■ **TASK BRIEF**
Look through the listing and locate every line containing the word "document"; copy those lines.

■ **RECORDS FOR THIS TASK**
-- Start --

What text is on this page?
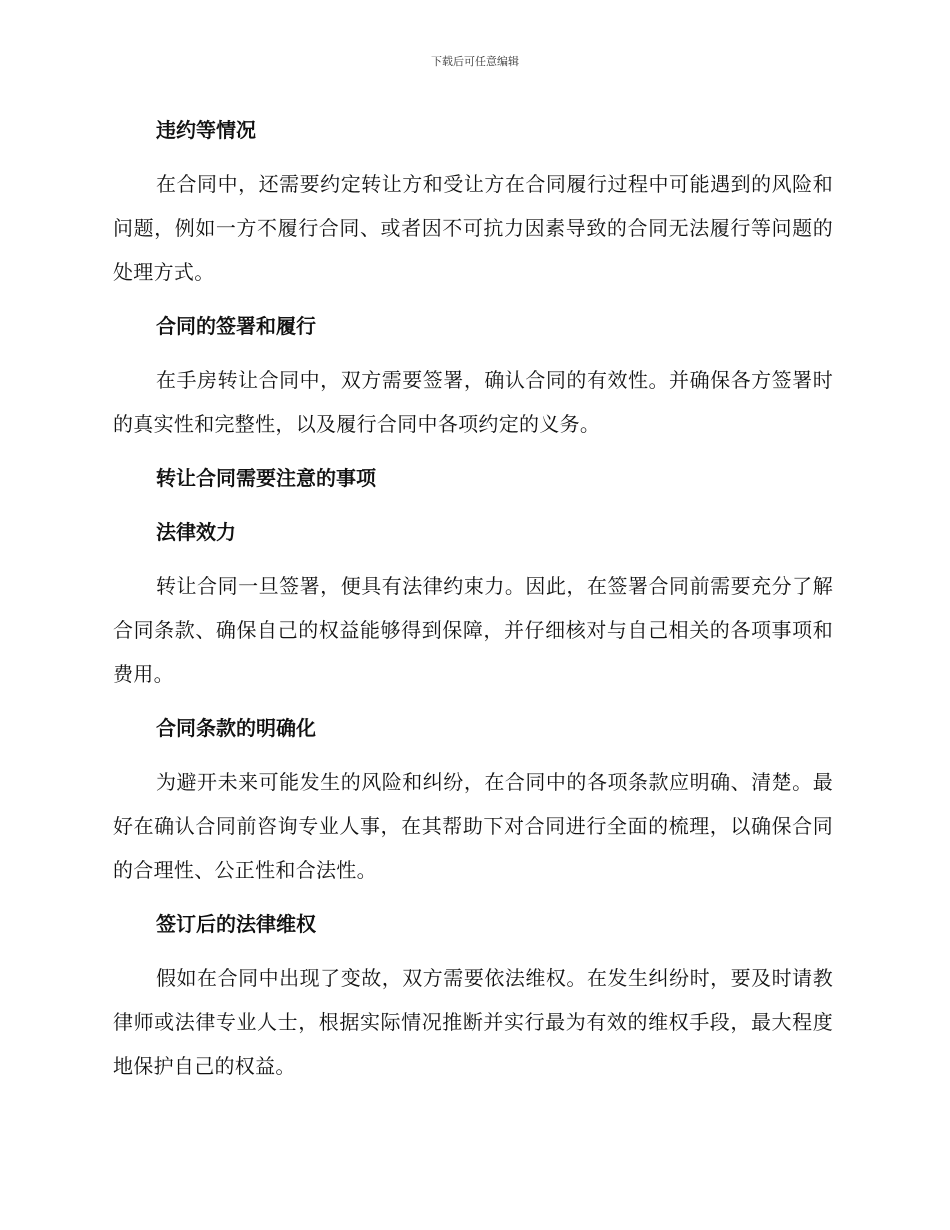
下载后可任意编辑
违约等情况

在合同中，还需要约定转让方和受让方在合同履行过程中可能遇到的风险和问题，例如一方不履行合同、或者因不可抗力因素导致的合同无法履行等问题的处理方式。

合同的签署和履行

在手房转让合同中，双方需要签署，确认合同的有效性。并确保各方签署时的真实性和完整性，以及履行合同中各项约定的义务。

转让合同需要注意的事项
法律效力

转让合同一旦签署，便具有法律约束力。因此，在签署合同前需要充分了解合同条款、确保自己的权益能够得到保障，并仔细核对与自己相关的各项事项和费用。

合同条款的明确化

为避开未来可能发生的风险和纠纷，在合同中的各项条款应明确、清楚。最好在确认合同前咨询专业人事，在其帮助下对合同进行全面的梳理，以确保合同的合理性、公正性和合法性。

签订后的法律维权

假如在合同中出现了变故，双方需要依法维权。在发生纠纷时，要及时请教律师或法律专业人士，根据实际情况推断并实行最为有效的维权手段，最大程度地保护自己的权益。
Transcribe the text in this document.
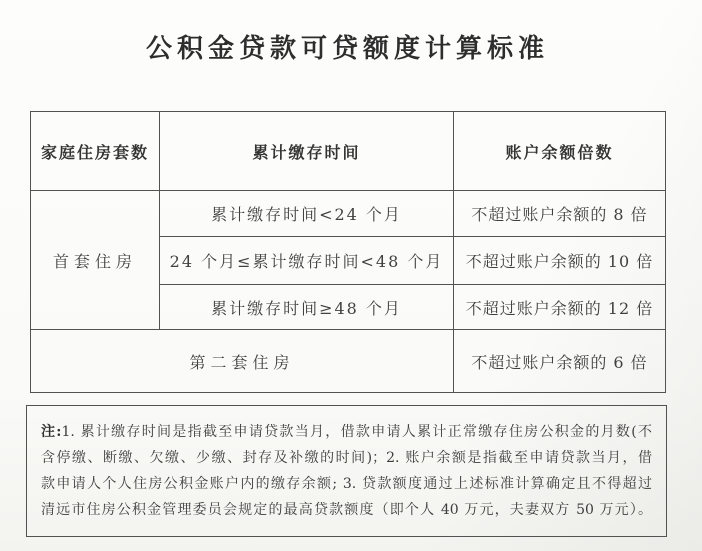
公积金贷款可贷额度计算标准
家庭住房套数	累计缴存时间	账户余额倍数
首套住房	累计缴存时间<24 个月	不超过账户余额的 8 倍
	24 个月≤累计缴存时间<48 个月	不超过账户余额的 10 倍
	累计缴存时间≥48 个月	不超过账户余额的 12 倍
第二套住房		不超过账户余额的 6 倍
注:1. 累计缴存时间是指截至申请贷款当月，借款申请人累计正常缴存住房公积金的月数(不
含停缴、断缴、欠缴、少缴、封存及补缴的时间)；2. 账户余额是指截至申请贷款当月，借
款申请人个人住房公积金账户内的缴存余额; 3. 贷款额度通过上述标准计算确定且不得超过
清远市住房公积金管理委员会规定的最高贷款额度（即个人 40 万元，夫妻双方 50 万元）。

-- End --
-- Start --

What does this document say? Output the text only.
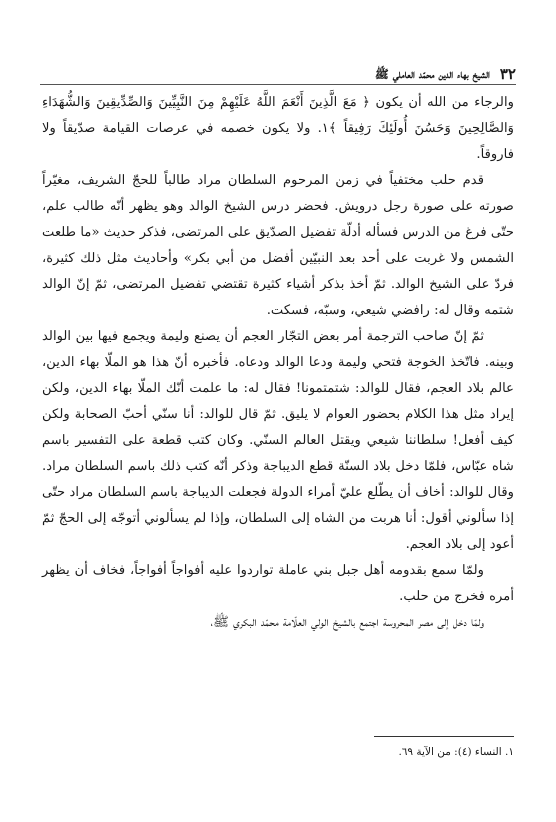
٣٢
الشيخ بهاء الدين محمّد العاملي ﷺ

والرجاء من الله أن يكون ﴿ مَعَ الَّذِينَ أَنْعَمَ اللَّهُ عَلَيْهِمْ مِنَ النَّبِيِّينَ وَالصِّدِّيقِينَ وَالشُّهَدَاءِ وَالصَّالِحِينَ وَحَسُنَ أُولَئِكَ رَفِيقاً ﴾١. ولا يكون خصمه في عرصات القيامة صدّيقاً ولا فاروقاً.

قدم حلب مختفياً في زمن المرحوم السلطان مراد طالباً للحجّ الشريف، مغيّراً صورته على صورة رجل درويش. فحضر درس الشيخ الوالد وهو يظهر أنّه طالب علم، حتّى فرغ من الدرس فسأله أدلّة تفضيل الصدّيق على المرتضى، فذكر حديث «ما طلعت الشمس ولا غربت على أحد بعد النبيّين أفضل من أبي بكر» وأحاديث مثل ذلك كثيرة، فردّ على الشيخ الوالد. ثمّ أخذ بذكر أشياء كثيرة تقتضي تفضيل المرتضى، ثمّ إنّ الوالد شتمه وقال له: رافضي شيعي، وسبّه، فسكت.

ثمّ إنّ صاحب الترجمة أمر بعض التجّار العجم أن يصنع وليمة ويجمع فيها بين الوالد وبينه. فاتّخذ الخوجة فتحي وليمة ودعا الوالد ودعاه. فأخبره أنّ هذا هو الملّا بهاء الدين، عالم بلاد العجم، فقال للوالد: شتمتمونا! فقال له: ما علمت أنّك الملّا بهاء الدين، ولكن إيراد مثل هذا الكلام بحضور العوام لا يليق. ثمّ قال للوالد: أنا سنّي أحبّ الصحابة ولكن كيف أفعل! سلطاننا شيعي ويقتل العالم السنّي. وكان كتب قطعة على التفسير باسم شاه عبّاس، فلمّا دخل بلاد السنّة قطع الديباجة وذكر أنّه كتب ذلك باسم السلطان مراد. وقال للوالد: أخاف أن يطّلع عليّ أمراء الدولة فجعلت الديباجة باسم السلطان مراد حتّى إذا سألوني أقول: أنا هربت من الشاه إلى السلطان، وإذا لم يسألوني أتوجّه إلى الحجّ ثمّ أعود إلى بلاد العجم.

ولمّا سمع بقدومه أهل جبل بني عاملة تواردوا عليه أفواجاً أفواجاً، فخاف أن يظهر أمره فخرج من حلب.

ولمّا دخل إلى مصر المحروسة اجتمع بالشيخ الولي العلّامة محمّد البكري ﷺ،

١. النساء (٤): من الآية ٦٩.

-- End --

■ **FULL ANSWER**
Transcribe the text in this document.
What does this document say? Output the text only.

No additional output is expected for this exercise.